▶ Work required: Return every line of the records below verbatim, with no pictures in the copy.
============================================================
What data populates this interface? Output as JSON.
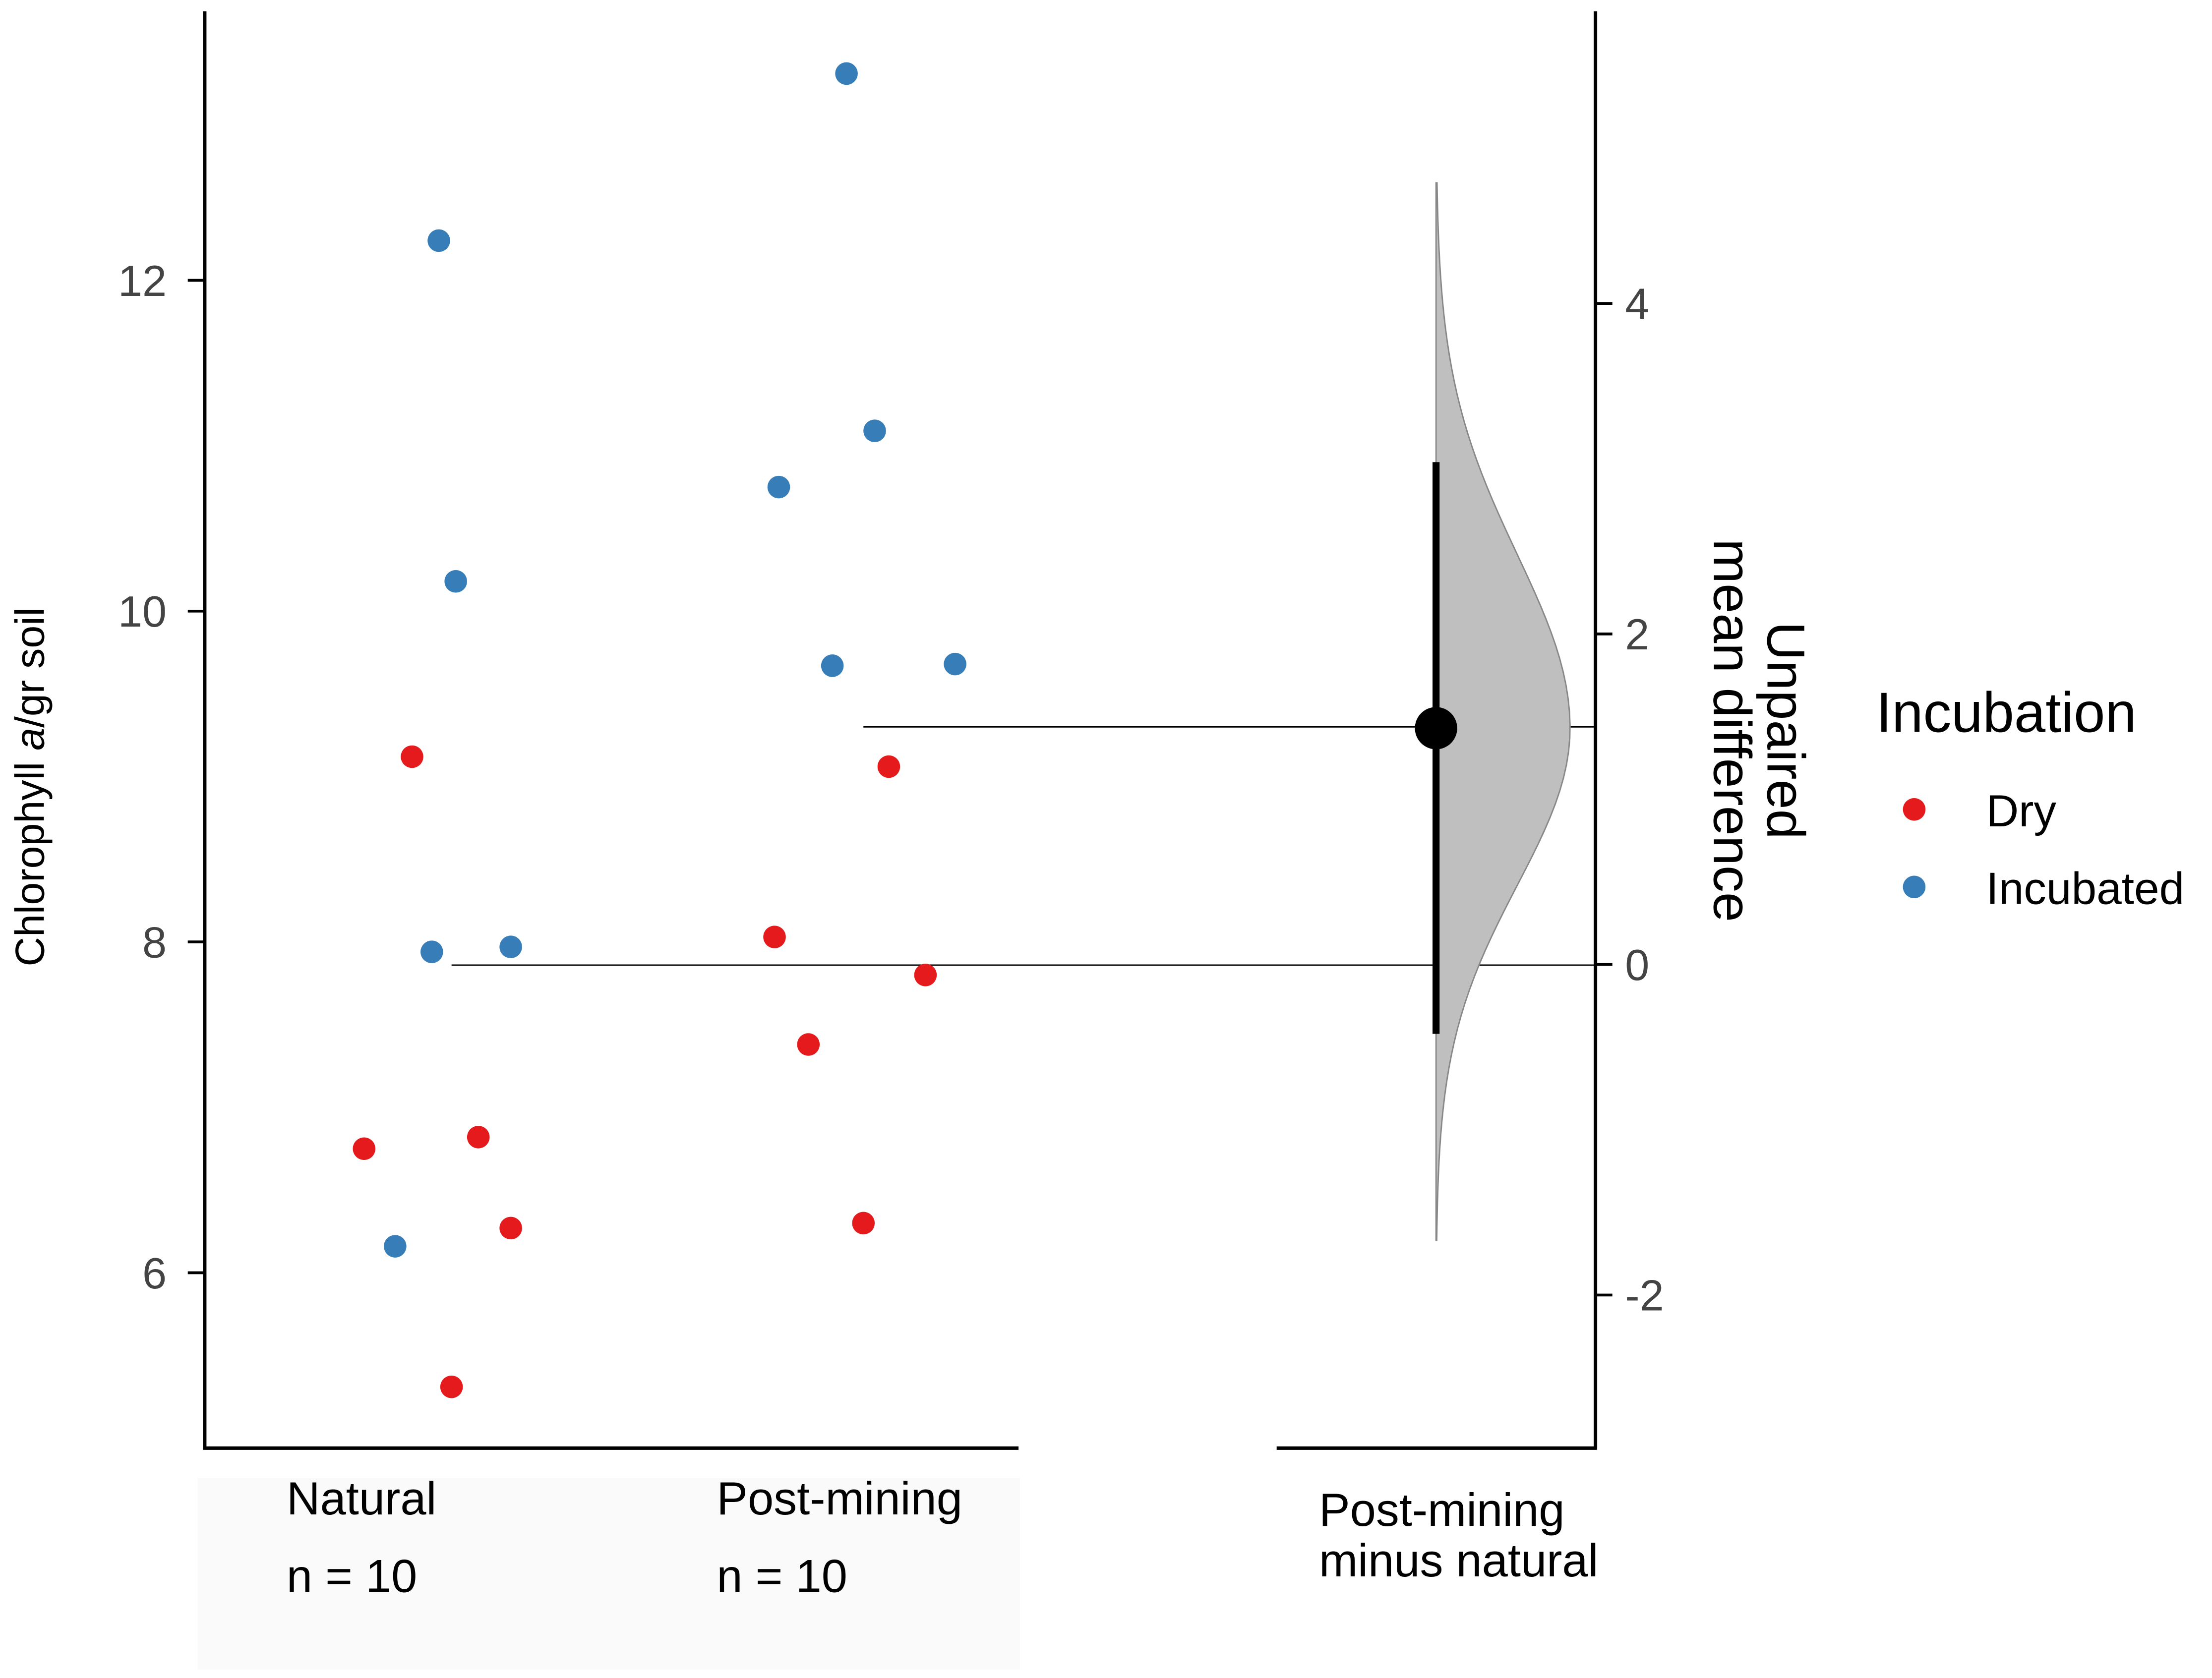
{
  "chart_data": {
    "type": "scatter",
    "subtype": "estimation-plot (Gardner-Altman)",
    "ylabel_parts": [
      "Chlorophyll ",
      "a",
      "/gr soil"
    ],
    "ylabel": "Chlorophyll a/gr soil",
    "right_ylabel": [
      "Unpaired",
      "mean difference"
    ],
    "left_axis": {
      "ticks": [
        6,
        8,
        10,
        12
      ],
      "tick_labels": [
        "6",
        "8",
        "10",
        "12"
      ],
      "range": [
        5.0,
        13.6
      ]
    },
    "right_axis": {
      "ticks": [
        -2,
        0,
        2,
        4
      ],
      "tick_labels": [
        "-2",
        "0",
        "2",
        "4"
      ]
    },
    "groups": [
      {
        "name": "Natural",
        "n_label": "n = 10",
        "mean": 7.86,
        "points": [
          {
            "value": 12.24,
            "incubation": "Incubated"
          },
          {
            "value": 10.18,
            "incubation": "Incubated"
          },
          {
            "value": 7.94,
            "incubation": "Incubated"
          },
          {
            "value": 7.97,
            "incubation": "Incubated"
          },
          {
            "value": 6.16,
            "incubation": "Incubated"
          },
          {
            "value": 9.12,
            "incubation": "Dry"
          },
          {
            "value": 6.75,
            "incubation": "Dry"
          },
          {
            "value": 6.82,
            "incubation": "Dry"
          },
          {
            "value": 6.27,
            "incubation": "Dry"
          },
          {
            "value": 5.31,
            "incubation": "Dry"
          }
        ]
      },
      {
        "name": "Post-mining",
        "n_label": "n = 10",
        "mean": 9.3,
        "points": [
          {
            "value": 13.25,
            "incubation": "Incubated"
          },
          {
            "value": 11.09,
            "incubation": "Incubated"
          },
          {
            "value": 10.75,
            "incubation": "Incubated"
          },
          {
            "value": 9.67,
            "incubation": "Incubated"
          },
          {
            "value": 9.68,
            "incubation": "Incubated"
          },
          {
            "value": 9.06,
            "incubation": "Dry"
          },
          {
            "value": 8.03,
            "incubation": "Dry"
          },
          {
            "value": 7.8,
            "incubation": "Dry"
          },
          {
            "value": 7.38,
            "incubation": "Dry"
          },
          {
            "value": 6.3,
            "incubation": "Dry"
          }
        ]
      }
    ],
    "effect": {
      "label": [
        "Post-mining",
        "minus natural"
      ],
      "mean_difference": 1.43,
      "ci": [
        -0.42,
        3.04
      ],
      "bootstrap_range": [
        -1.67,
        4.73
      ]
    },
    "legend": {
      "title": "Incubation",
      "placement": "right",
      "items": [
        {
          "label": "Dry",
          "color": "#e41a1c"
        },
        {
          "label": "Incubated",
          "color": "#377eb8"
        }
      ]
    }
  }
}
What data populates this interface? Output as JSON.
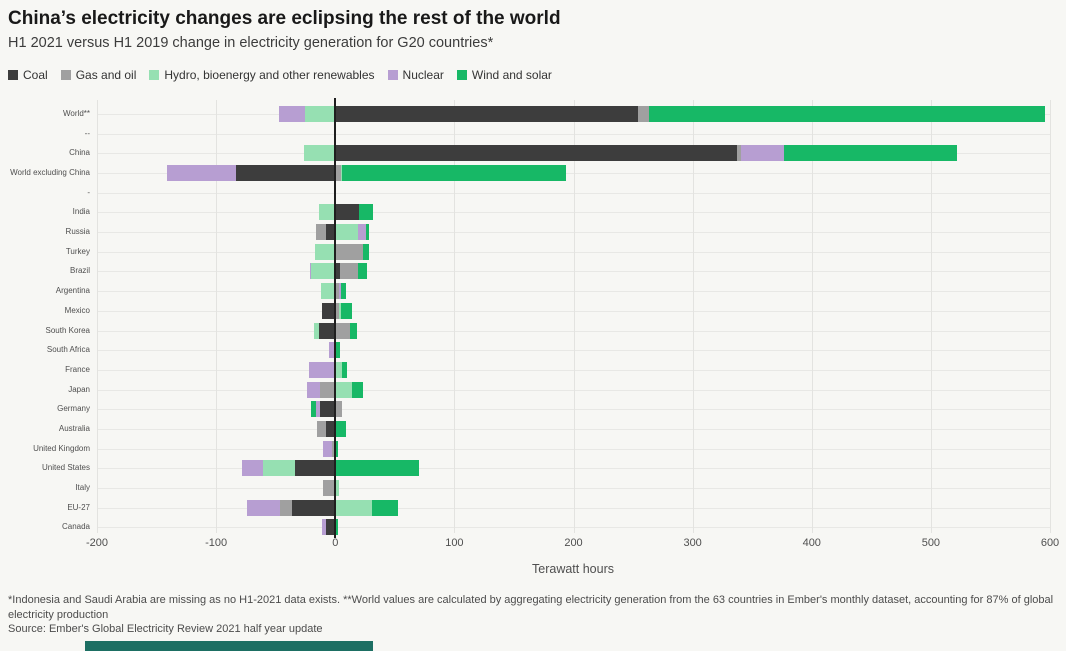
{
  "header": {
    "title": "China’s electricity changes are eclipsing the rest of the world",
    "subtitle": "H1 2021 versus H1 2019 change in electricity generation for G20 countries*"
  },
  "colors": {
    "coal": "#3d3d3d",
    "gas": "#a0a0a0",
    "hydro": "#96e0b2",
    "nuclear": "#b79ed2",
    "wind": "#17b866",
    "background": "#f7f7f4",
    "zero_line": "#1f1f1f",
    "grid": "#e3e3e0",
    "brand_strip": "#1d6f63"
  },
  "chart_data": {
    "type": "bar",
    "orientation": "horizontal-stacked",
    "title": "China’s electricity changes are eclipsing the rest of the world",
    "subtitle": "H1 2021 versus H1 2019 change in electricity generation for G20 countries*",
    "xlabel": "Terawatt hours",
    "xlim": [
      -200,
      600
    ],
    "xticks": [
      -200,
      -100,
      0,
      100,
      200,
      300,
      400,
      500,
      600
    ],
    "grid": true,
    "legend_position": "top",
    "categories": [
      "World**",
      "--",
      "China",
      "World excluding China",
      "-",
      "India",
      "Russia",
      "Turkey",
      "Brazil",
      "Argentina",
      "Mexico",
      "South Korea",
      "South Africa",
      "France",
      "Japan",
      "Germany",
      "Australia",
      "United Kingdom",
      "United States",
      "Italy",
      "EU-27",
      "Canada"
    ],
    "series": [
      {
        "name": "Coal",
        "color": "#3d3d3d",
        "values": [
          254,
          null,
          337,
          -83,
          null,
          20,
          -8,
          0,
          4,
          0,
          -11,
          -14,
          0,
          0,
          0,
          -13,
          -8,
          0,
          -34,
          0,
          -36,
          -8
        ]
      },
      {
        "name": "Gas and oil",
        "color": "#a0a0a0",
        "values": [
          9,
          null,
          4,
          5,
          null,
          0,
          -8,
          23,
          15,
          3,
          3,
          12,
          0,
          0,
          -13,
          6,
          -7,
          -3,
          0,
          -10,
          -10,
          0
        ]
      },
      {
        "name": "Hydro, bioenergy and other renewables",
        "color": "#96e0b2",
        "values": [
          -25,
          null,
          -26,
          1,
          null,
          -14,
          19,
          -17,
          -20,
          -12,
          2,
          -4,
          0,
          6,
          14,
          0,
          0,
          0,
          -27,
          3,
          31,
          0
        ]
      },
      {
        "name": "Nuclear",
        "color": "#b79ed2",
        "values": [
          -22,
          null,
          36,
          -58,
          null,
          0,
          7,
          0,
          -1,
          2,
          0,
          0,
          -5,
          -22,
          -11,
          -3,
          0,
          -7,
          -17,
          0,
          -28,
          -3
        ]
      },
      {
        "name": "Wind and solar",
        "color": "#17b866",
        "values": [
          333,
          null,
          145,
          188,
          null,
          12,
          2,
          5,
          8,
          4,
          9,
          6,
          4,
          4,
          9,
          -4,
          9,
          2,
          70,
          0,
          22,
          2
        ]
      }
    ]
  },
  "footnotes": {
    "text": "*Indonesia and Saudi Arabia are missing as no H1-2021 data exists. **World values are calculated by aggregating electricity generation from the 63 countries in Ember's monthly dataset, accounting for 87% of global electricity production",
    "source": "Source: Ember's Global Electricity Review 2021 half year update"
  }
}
============================================================
▶ Expected output:
What data populates this interface? Output as JSON.
{
  "chart_data": {
    "type": "scatter",
    "subtype": "estimation-plot (Gardner-Altman)",
    "ylabel_parts": [
      "Chlorophyll ",
      "a",
      "/gr soil"
    ],
    "ylabel": "Chlorophyll a/gr soil",
    "right_ylabel": [
      "Unpaired",
      "mean difference"
    ],
    "left_axis": {
      "ticks": [
        6,
        8,
        10,
        12
      ],
      "tick_labels": [
        "6",
        "8",
        "10",
        "12"
      ],
      "range": [
        5.0,
        13.6
      ]
    },
    "right_axis": {
      "ticks": [
        -2,
        0,
        2,
        4
      ],
      "tick_labels": [
        "-2",
        "0",
        "2",
        "4"
      ]
    },
    "groups": [
      {
        "name": "Natural",
        "n_label": "n = 10",
        "mean": 7.86,
        "points": [
          {
            "value": 12.24,
            "incubation": "Incubated"
          },
          {
            "value": 10.18,
            "incubation": "Incubated"
          },
          {
            "value": 7.94,
            "incubation": "Incubated"
          },
          {
            "value": 7.97,
            "incubation": "Incubated"
          },
          {
            "value": 6.16,
            "incubation": "Incubated"
          },
          {
            "value": 9.12,
            "incubation": "Dry"
          },
          {
            "value": 6.75,
            "incubation": "Dry"
          },
          {
            "value": 6.82,
            "incubation": "Dry"
          },
          {
            "value": 6.27,
            "incubation": "Dry"
          },
          {
            "value": 5.31,
            "incubation": "Dry"
          }
        ]
      },
      {
        "name": "Post-mining",
        "n_label": "n = 10",
        "mean": 9.3,
        "points": [
          {
            "value": 13.25,
            "incubation": "Incubated"
          },
          {
            "value": 11.09,
            "incubation": "Incubated"
          },
          {
            "value": 10.75,
            "incubation": "Incubated"
          },
          {
            "value": 9.67,
            "incubation": "Incubated"
          },
          {
            "value": 9.68,
            "incubation": "Incubated"
          },
          {
            "value": 9.06,
            "incubation": "Dry"
          },
          {
            "value": 8.03,
            "incubation": "Dry"
          },
          {
            "value": 7.8,
            "incubation": "Dry"
          },
          {
            "value": 7.38,
            "incubation": "Dry"
          },
          {
            "value": 6.3,
            "incubation": "Dry"
          }
        ]
      }
    ],
    "effect": {
      "label": [
        "Post-mining",
        "minus natural"
      ],
      "mean_difference": 1.43,
      "ci": [
        -0.42,
        3.04
      ],
      "bootstrap_range": [
        -1.67,
        4.73
      ]
    },
    "legend": {
      "title": "Incubation",
      "placement": "right",
      "items": [
        {
          "label": "Dry",
          "color": "#e41a1c"
        },
        {
          "label": "Incubated",
          "color": "#377eb8"
        }
      ]
    }
  }
}
What data populates this interface? Output as JSON.
{
  "header": {
    "title": "China’s electricity changes are eclipsing the rest of the world",
    "subtitle": "H1 2021 versus H1 2019 change in electricity generation for G20 countries*"
  },
  "colors": {
    "coal": "#3d3d3d",
    "gas": "#a0a0a0",
    "hydro": "#96e0b2",
    "nuclear": "#b79ed2",
    "wind": "#17b866",
    "background": "#f7f7f4",
    "zero_line": "#1f1f1f",
    "grid": "#e3e3e0",
    "brand_strip": "#1d6f63"
  },
  "chart_data": {
    "type": "bar",
    "orientation": "horizontal-stacked",
    "title": "China’s electricity changes are eclipsing the rest of the world",
    "subtitle": "H1 2021 versus H1 2019 change in electricity generation for G20 countries*",
    "xlabel": "Terawatt hours",
    "xlim": [
      -200,
      600
    ],
    "xticks": [
      -200,
      -100,
      0,
      100,
      200,
      300,
      400,
      500,
      600
    ],
    "grid": true,
    "legend_position": "top",
    "categories": [
      "World**",
      "--",
      "China",
      "World excluding China",
      "-",
      "India",
      "Russia",
      "Turkey",
      "Brazil",
      "Argentina",
      "Mexico",
      "South Korea",
      "South Africa",
      "France",
      "Japan",
      "Germany",
      "Australia",
      "United Kingdom",
      "United States",
      "Italy",
      "EU-27",
      "Canada"
    ],
    "series": [
      {
        "name": "Coal",
        "color": "#3d3d3d",
        "values": [
          254,
          null,
          337,
          -83,
          null,
          20,
          -8,
          0,
          4,
          0,
          -11,
          -14,
          0,
          0,
          0,
          -13,
          -8,
          0,
          -34,
          0,
          -36,
          -8
        ]
      },
      {
        "name": "Gas and oil",
        "color": "#a0a0a0",
        "values": [
          9,
          null,
          4,
          5,
          null,
          0,
          -8,
          23,
          15,
          3,
          3,
          12,
          0,
          0,
          -13,
          6,
          -7,
          -3,
          0,
          -10,
          -10,
          0
        ]
      },
      {
        "name": "Hydro, bioenergy and other renewables",
        "color": "#96e0b2",
        "values": [
          -25,
          null,
          -26,
          1,
          null,
          -14,
          19,
          -17,
          -20,
          -12,
          2,
          -4,
          0,
          6,
          14,
          0,
          0,
          0,
          -27,
          3,
          31,
          0
        ]
      },
      {
        "name": "Nuclear",
        "color": "#b79ed2",
        "values": [
          -22,
          null,
          36,
          -58,
          null,
          0,
          7,
          0,
          -1,
          2,
          0,
          0,
          -5,
          -22,
          -11,
          -3,
          0,
          -7,
          -17,
          0,
          -28,
          -3
        ]
      },
      {
        "name": "Wind and solar",
        "color": "#17b866",
        "values": [
          333,
          null,
          145,
          188,
          null,
          12,
          2,
          5,
          8,
          4,
          9,
          6,
          4,
          4,
          9,
          -4,
          9,
          2,
          70,
          0,
          22,
          2
        ]
      }
    ]
  },
  "footnotes": {
    "text": "*Indonesia and Saudi Arabia are missing as no H1-2021 data exists. **World values are calculated by aggregating electricity generation from the 63 countries in Ember's monthly dataset, accounting for 87% of global electricity production",
    "source": "Source: Ember's Global Electricity Review 2021 half year update"
  }
}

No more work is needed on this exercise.